**SHORT PROBLEM**
From the entries below, count every line that contains the word "screenshot". Please give the number and nothing else.

**STORED RECORDS**
* start *
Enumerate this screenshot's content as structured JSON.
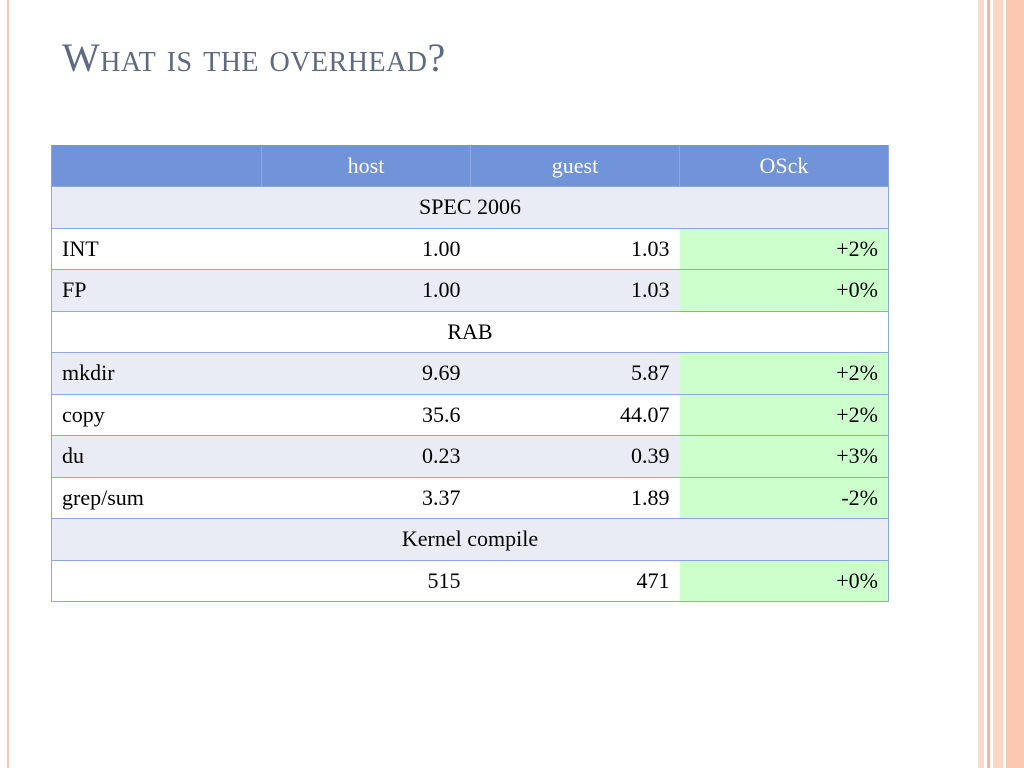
{
  "title": "What is the overhead?",
  "table": {
    "columns": [
      "host",
      "guest",
      "OSck"
    ],
    "sections": [
      {
        "heading": "SPEC 2006",
        "rows": [
          {
            "label": "INT",
            "cells": [
              "1.00",
              "1.03",
              "+2%"
            ]
          },
          {
            "label": "FP",
            "cells": [
              "1.00",
              "1.03",
              "+0%"
            ]
          }
        ]
      },
      {
        "heading": "RAB",
        "rows": [
          {
            "label": "mkdir",
            "cells": [
              "9.69",
              "5.87",
              "+2%"
            ]
          },
          {
            "label": "copy",
            "cells": [
              "35.6",
              "44.07",
              "+2%"
            ]
          },
          {
            "label": "du",
            "cells": [
              "0.23",
              "0.39",
              "+3%"
            ]
          },
          {
            "label": "grep/sum",
            "cells": [
              "3.37",
              "1.89",
              "-2%"
            ]
          }
        ]
      },
      {
        "heading": "Kernel compile",
        "rows": [
          {
            "cells": [
              "515",
              "471",
              "+0%"
            ]
          }
        ]
      }
    ]
  }
}
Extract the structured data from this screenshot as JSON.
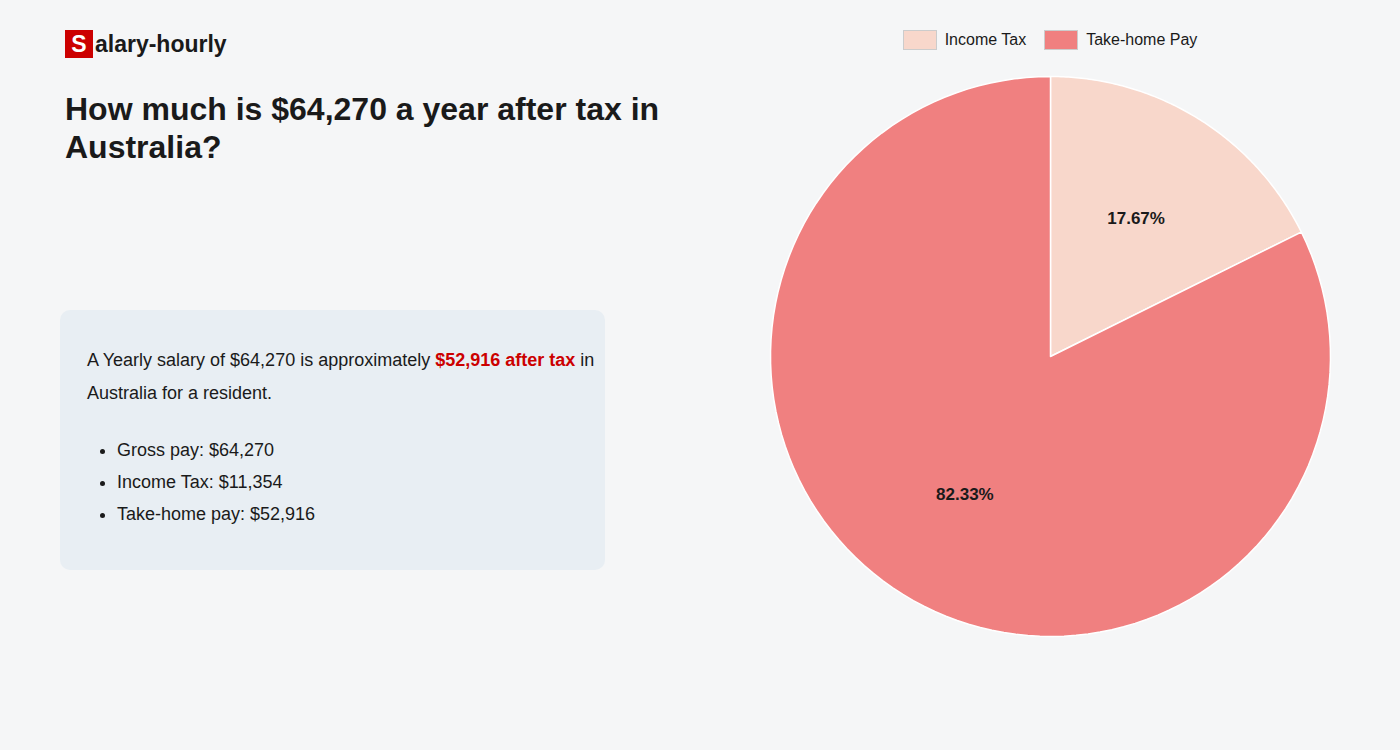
* end *
**EXPECTED OUTPUT**
2